• [GOAL]: Every entry that follows should be repeated exactly; drop the images.

• [DATASET RECORDS]:
----
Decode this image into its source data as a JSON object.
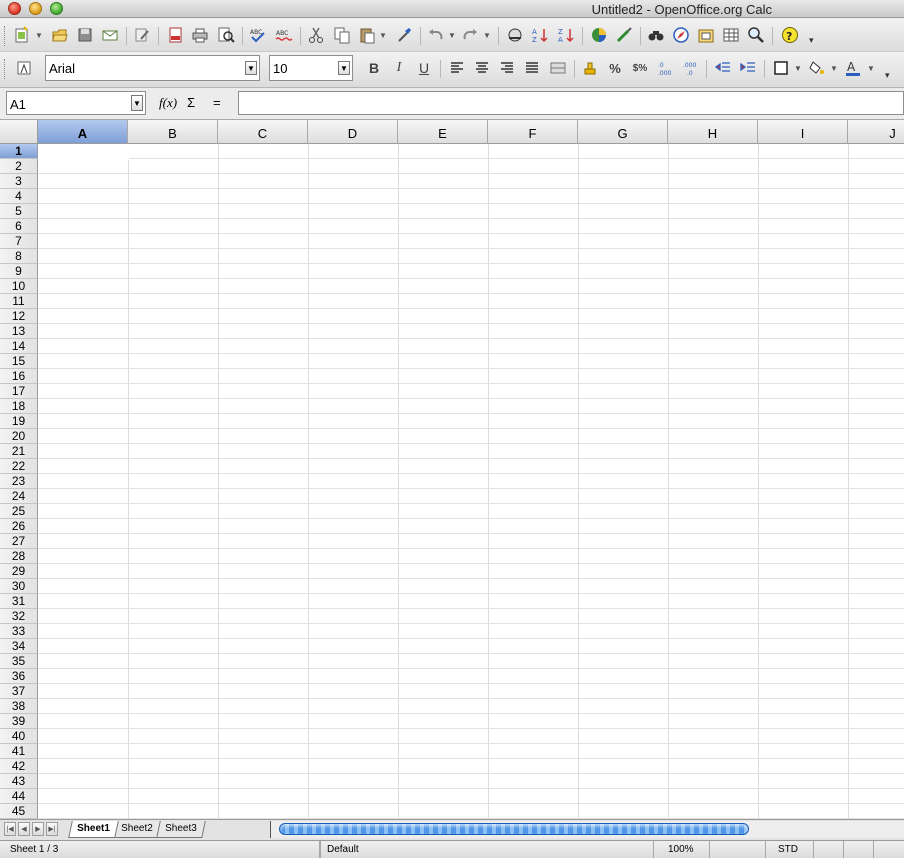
{
  "window": {
    "title": "Untitled2 - OpenOffice.org Calc"
  },
  "toolbar_standard": {
    "icons": [
      "new-icon",
      "open-icon",
      "save-icon",
      "email-icon",
      "edit-file-icon",
      "export-pdf-icon",
      "print-icon",
      "page-preview-icon",
      "spellcheck-icon",
      "autospellcheck-icon",
      "cut-icon",
      "copy-icon",
      "paste-icon",
      "clone-formatting-icon",
      "undo-icon",
      "redo-icon",
      "hyperlink-icon",
      "sort-ascending-icon",
      "sort-descending-icon",
      "chart-icon",
      "draw-functions-icon",
      "find-replace-icon",
      "navigator-icon",
      "gallery-icon",
      "datasources-icon",
      "zoom-icon",
      "help-icon"
    ]
  },
  "toolbar_format": {
    "font_name": "Arial",
    "font_size": "10",
    "bold_label": "B",
    "italic_label": "I",
    "underline_label": "U"
  },
  "formula_bar": {
    "cell_reference": "A1",
    "function_wizard_label": "f(x)",
    "sum_label": "Σ",
    "equals_label": "=",
    "content": ""
  },
  "grid": {
    "columns": [
      "A",
      "B",
      "C",
      "D",
      "E",
      "F",
      "G",
      "H",
      "I",
      "J"
    ],
    "selected_column": "A",
    "rows": [
      "1",
      "2",
      "3",
      "4",
      "5",
      "6",
      "7",
      "8",
      "9",
      "10",
      "11",
      "12",
      "13",
      "14",
      "15",
      "16",
      "17",
      "18",
      "19",
      "20",
      "21",
      "22",
      "23",
      "24",
      "25",
      "26",
      "27",
      "28",
      "29",
      "30",
      "31",
      "32",
      "33",
      "34",
      "35",
      "36",
      "37",
      "38",
      "39",
      "40",
      "41",
      "42",
      "43",
      "44",
      "45"
    ],
    "selected_row": "1"
  },
  "sheets": {
    "tabs": [
      "Sheet1",
      "Sheet2",
      "Sheet3"
    ],
    "active": "Sheet1"
  },
  "statusbar": {
    "sheet_position": "Sheet 1 / 3",
    "page_style": "Default",
    "zoom": "100%",
    "selection_mode": "STD"
  },
  "colors": {
    "selection_header": "#7f9fd6",
    "scrollbar_thumb": "#4f96e8"
  }
}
----
• [SOLVED PROBLEM]:
Decode this image into its source data as a JSON object.
{
  "window": {
    "title": "Untitled2 - OpenOffice.org Calc"
  },
  "toolbar_standard": {
    "icons": [
      "new-icon",
      "open-icon",
      "save-icon",
      "email-icon",
      "edit-file-icon",
      "export-pdf-icon",
      "print-icon",
      "page-preview-icon",
      "spellcheck-icon",
      "autospellcheck-icon",
      "cut-icon",
      "copy-icon",
      "paste-icon",
      "clone-formatting-icon",
      "undo-icon",
      "redo-icon",
      "hyperlink-icon",
      "sort-ascending-icon",
      "sort-descending-icon",
      "chart-icon",
      "draw-functions-icon",
      "find-replace-icon",
      "navigator-icon",
      "gallery-icon",
      "datasources-icon",
      "zoom-icon",
      "help-icon"
    ]
  },
  "toolbar_format": {
    "font_name": "Arial",
    "font_size": "10",
    "bold_label": "B",
    "italic_label": "I",
    "underline_label": "U"
  },
  "formula_bar": {
    "cell_reference": "A1",
    "function_wizard_label": "f(x)",
    "sum_label": "Σ",
    "equals_label": "=",
    "content": ""
  },
  "grid": {
    "columns": [
      "A",
      "B",
      "C",
      "D",
      "E",
      "F",
      "G",
      "H",
      "I",
      "J"
    ],
    "selected_column": "A",
    "rows": [
      "1",
      "2",
      "3",
      "4",
      "5",
      "6",
      "7",
      "8",
      "9",
      "10",
      "11",
      "12",
      "13",
      "14",
      "15",
      "16",
      "17",
      "18",
      "19",
      "20",
      "21",
      "22",
      "23",
      "24",
      "25",
      "26",
      "27",
      "28",
      "29",
      "30",
      "31",
      "32",
      "33",
      "34",
      "35",
      "36",
      "37",
      "38",
      "39",
      "40",
      "41",
      "42",
      "43",
      "44",
      "45"
    ],
    "selected_row": "1"
  },
  "sheets": {
    "tabs": [
      "Sheet1",
      "Sheet2",
      "Sheet3"
    ],
    "active": "Sheet1"
  },
  "statusbar": {
    "sheet_position": "Sheet 1 / 3",
    "page_style": "Default",
    "zoom": "100%",
    "selection_mode": "STD"
  },
  "colors": {
    "selection_header": "#7f9fd6",
    "scrollbar_thumb": "#4f96e8"
  }
}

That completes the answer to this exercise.